-- start Records shown --

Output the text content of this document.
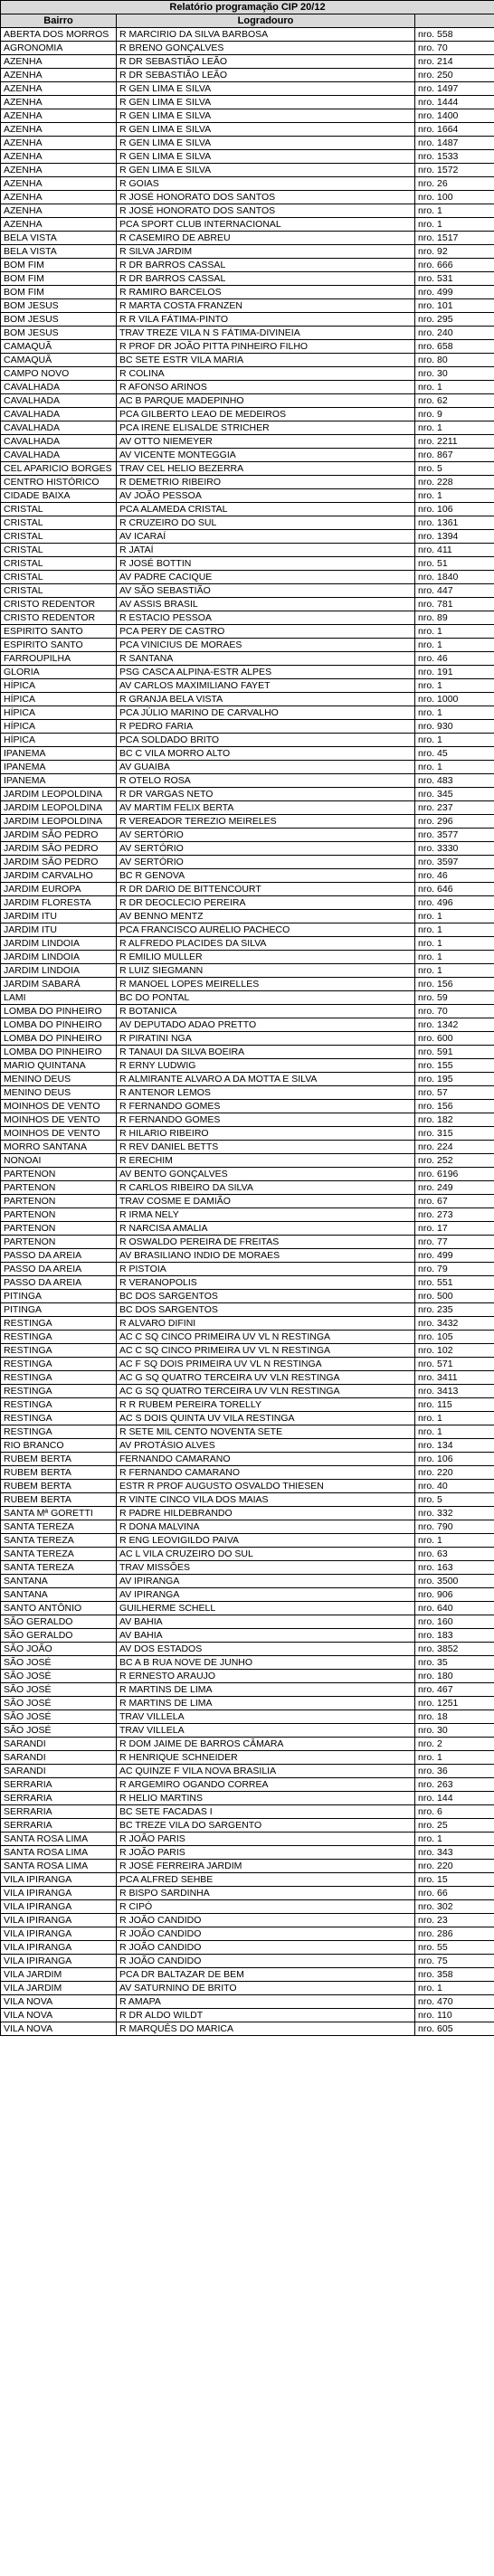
Relatório programação CIP 20/12		
Bairro	Logradouro	
ABERTA DOS MORROS	R MARCIRIO DA SILVA BARBOSA	nro. 558
AGRONOMIA	R BRENO GONÇALVES	nro. 70
AZENHA	R DR SEBASTIÃO LEÃO	nro. 214
AZENHA	R DR SEBASTIÃO LEÃO	nro. 250
AZENHA	R GEN LIMA E SILVA	nro. 1497
AZENHA	R GEN LIMA E SILVA	nro. 1444
AZENHA	R GEN LIMA E SILVA	nro. 1400
AZENHA	R GEN LIMA E SILVA	nro. 1664
AZENHA	R GEN LIMA E SILVA	nro. 1487
AZENHA	R GEN LIMA E SILVA	nro. 1533
AZENHA	R GEN LIMA E SILVA	nro. 1572
AZENHA	R GOIAS	nro. 26
AZENHA	R JOSÉ HONORATO DOS SANTOS	nro. 100
AZENHA	R JOSÉ HONORATO DOS SANTOS	nro. 1
AZENHA	PCA SPORT CLUB INTERNACIONAL	nro. 1
BELA VISTA	R CASEMIRO DE ABREU	nro. 1517
BELA VISTA	R SILVA JARDIM	nro. 92
BOM FIM	R DR BARROS CASSAL	nro. 666
BOM FIM	R DR BARROS CASSAL	nro. 531
BOM FIM	R RAMIRO BARCELOS	nro. 499
BOM JESUS	R MARTA COSTA FRANZEN	nro. 101
BOM JESUS	R R VILA FÁTIMA-PINTO	nro. 295
BOM JESUS	TRAV TREZE VILA N S FÁTIMA-DIVINEIA	nro. 240
CAMAQUÃ	R PROF DR JOÃO PITTA PINHEIRO FILHO	nro. 658
CAMAQUÃ	BC SETE ESTR VILA MARIA	nro. 80
CAMPO NOVO	R COLINA	nro. 30
CAVALHADA	R AFONSO ARINOS	nro. 1
CAVALHADA	AC B PARQUE MADEPINHO	nro. 62
CAVALHADA	PCA GILBERTO LEAO DE MEDEIROS	nro. 9
CAVALHADA	PCA IRENE ELISALDE STRICHER	nro. 1
CAVALHADA	AV OTTO NIEMEYER	nro. 2211
CAVALHADA	AV VICENTE MONTEGGIA	nro. 867
CEL APARICIO BORGES	TRAV CEL HELIO BEZERRA	nro. 5
CENTRO HISTÓRICO	R DEMETRIO RIBEIRO	nro. 228
CIDADE BAIXA	AV JOÃO PESSOA	nro. 1
CRISTAL	PCA ALAMEDA CRISTAL	nro. 106
CRISTAL	R CRUZEIRO DO SUL	nro. 1361
CRISTAL	AV ICARAÍ	nro. 1394
CRISTAL	R JATAÍ	nro. 411
CRISTAL	R JOSÉ BOTTIN	nro. 51
CRISTAL	AV PADRE CACIQUE	nro. 1840
CRISTAL	AV SÃO SEBASTIÃO	nro. 447
CRISTO REDENTOR	AV ASSIS BRASIL	nro. 781
CRISTO REDENTOR	R ESTACIO PESSOA	nro. 89
ESPIRITO SANTO	PCA PERY DE CASTRO	nro. 1
ESPIRITO SANTO	PCA VINICIUS DE MORAES	nro. 1
FARROUPILHA	R SANTANA	nro. 46
GLORIA	PSG CASCA ALPINA-ESTR ALPES	nro. 191
HÍPICA	AV CARLOS MAXIMILIANO FAYET	nro. 1
HÍPICA	R GRANJA BELA VISTA	nro. 1000
HÍPICA	PCA JÚLIO MARINO DE CARVALHO	nro. 1
HÍPICA	R PEDRO FARIA	nro. 930
HÍPICA	PCA SOLDADO BRITO	nro. 1
IPANEMA	BC C VILA MORRO ALTO	nro. 45
IPANEMA	AV GUAIBA	nro. 1
IPANEMA	R OTELO ROSA	nro. 483
JARDIM LEOPOLDINA	R DR VARGAS NETO	nro. 345
JARDIM LEOPOLDINA	AV MARTIM FELIX BERTA	nro. 237
JARDIM LEOPOLDINA	R VEREADOR TEREZIO MEIRELES	nro. 296
JARDIM SÃO PEDRO	AV SERTÓRIO	nro. 3577
JARDIM SÃO PEDRO	AV SERTÓRIO	nro. 3330
JARDIM SÃO PEDRO	AV SERTÓRIO	nro. 3597
JARDIM CARVALHO	BC R GENOVA	nro. 46
JARDIM EUROPA	R DR DARIO DE BITTENCOURT	nro. 646
JARDIM FLORESTA	R DR DEOCLECIO PEREIRA	nro. 496
JARDIM ITU	AV BENNO MENTZ	nro. 1
JARDIM ITU	PCA FRANCISCO AURÉLIO PACHECO	nro. 1
JARDIM LINDOIA	R ALFREDO PLACIDES DA SILVA	nro. 1
JARDIM LINDOIA	R EMILIO MULLER	nro. 1
JARDIM LINDOIA	R LUIZ SIEGMANN	nro. 1
JARDIM SABARÁ	R MANOEL LOPES MEIRELLES	nro. 156
LAMI	BC DO PONTAL	nro. 59
LOMBA DO PINHEIRO	R BOTANICA	nro. 70
LOMBA DO PINHEIRO	AV DEPUTADO ADAO PRETTO	nro. 1342
LOMBA DO PINHEIRO	R PIRATINI NGA	nro. 600
LOMBA DO PINHEIRO	R TANAUI DA SILVA BOEIRA	nro. 591
MARIO QUINTANA	R ERNY LUDWIG	nro. 155
MENINO DEUS	R ALMIRANTE ALVARO A DA MOTTA E SILVA	nro. 195
MENINO DEUS	R ANTENOR LEMOS	nro. 57
MOINHOS DE VENTO	R FERNANDO GOMES	nro. 156
MOINHOS DE VENTO	R FERNANDO GOMES	nro. 182
MOINHOS DE VENTO	R HILARIO RIBEIRO	nro. 315
MORRO SANTANA	R REV DANIEL BETTS	nro. 224
NONOAI	R ERECHIM	nro. 252
PARTENON	AV BENTO GONÇALVES	nro. 6196
PARTENON	R CARLOS RIBEIRO DA SILVA	nro. 249
PARTENON	TRAV COSME E DAMIÃO	nro. 67
PARTENON	R IRMA NELY	nro. 273
PARTENON	R NARCISA AMALIA	nro. 17
PARTENON	R OSWALDO PEREIRA DE FREITAS	nro. 77
PASSO DA AREIA	AV BRASILIANO INDIO DE MORAES	nro. 499
PASSO DA AREIA	R PISTOIA	nro. 79
PASSO DA AREIA	R VERANOPOLIS	nro. 551
PITINGA	BC DOS SARGENTOS	nro. 500
PITINGA	BC DOS SARGENTOS	nro. 235
RESTINGA	R ALVARO DIFINI	nro. 3432
RESTINGA	AC C SQ CINCO PRIMEIRA UV VL N RESTINGA	nro. 105
RESTINGA	AC C SQ CINCO PRIMEIRA UV VL N RESTINGA	nro. 102
RESTINGA	AC F SQ DOIS PRIMEIRA UV VL N RESTINGA	nro. 571
RESTINGA	AC G SQ QUATRO TERCEIRA UV VLN RESTINGA	nro. 3411
RESTINGA	AC G SQ QUATRO TERCEIRA UV VLN RESTINGA	nro. 3413
RESTINGA	R R RUBEM PEREIRA TORELLY	nro. 115
RESTINGA	AC S DOIS QUINTA UV VILA RESTINGA	nro. 1
RESTINGA	R SETE MIL CENTO NOVENTA SETE	nro. 1
RIO BRANCO	AV PROTÁSIO ALVES	nro. 134
RUBEM BERTA	FERNANDO CAMARANO	nro. 106
RUBEM BERTA	R FERNANDO CAMARANO	nro. 220
RUBEM BERTA	ESTR R PROF AUGUSTO OSVALDO THIESEN	nro. 40
RUBEM BERTA	R VINTE CINCO VILA DOS MAIAS	nro. 5
SANTA Mª GORETTI	R PADRE HILDEBRANDO	nro. 332
SANTA TEREZA	R DONA MALVINA	nro. 790
SANTA TEREZA	R ENG LEOVIGILDO PAIVA	nro. 1
SANTA TEREZA	AC L VILA CRUZEIRO DO SUL	nro. 63
SANTA TEREZA	TRAV MISSÕES	nro. 163
SANTANA	AV IPIRANGA	nro. 3500
SANTANA	AV IPIRANGA	nro. 906
SANTO ANTÔNIO	GUILHERME SCHELL	nro. 640
SÃO GERALDO	AV BAHIA	nro. 160
SÃO GERALDO	AV BAHIA	nro. 183
SÃO JOÃO	AV DOS ESTADOS	nro. 3852
SÃO JOSÉ	BC A B RUA NOVE DE JUNHO	nro. 35
SÃO JOSÉ	R ERNESTO ARAUJO	nro. 180
SÃO JOSÉ	R MARTINS DE LIMA	nro. 467
SÃO JOSÉ	R MARTINS DE LIMA	nro. 1251
SÃO JOSÉ	TRAV VILLELA	nro. 18
SÃO JOSÉ	TRAV VILLELA	nro. 30
SARANDI	R DOM JAIME DE BARROS CÂMARA	nro. 2
SARANDI	R HENRIQUE SCHNEIDER	nro. 1
SARANDI	AC QUINZE F VILA NOVA BRASILIA	nro. 36
SERRARIA	R ARGEMIRO OGANDO CORREA	nro. 263
SERRARIA	R HELIO MARTINS	nro. 144
SERRARIA	BC SETE FACADAS I	nro. 6
SERRARIA	BC TREZE VILA DO SARGENTO	nro. 25
SANTA ROSA LIMA	R JOÃO PARIS	nro. 1
SANTA ROSA LIMA	R JOÃO PARIS	nro. 343
SANTA ROSA LIMA	R JOSÉ FERREIRA JARDIM	nro. 220
VILA IPIRANGA	PCA ALFRED SEHBE	nro. 15
VILA IPIRANGA	R BISPO SARDINHA	nro. 66
VILA IPIRANGA	R CIPÓ	nro. 302
VILA IPIRANGA	R JOÃO CANDIDO	nro. 23
VILA IPIRANGA	R JOÃO CANDIDO	nro. 286
VILA IPIRANGA	R JOÃO CANDIDO	nro. 55
VILA IPIRANGA	R JOÃO CANDIDO	nro. 75
VILA JARDIM	PCA DR BALTAZAR DE BEM	nro. 358
VILA JARDIM	AV SATURNINO DE BRITO	nro. 1
VILA NOVA	R AMAPA	nro. 470
VILA NOVA	R DR ALDO WILDT	nro. 110
VILA NOVA	R MARQUÊS DO MARICA	nro. 605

-- end Records shown --

* Aim *
Select all lines in the listing that include the word "CARLOS".

* Response below *
HÍPICA	AV CARLOS MAXIMILIANO FAYET	nro. 1
PARTENON	R CARLOS RIBEIRO DA SILVA	nro. 249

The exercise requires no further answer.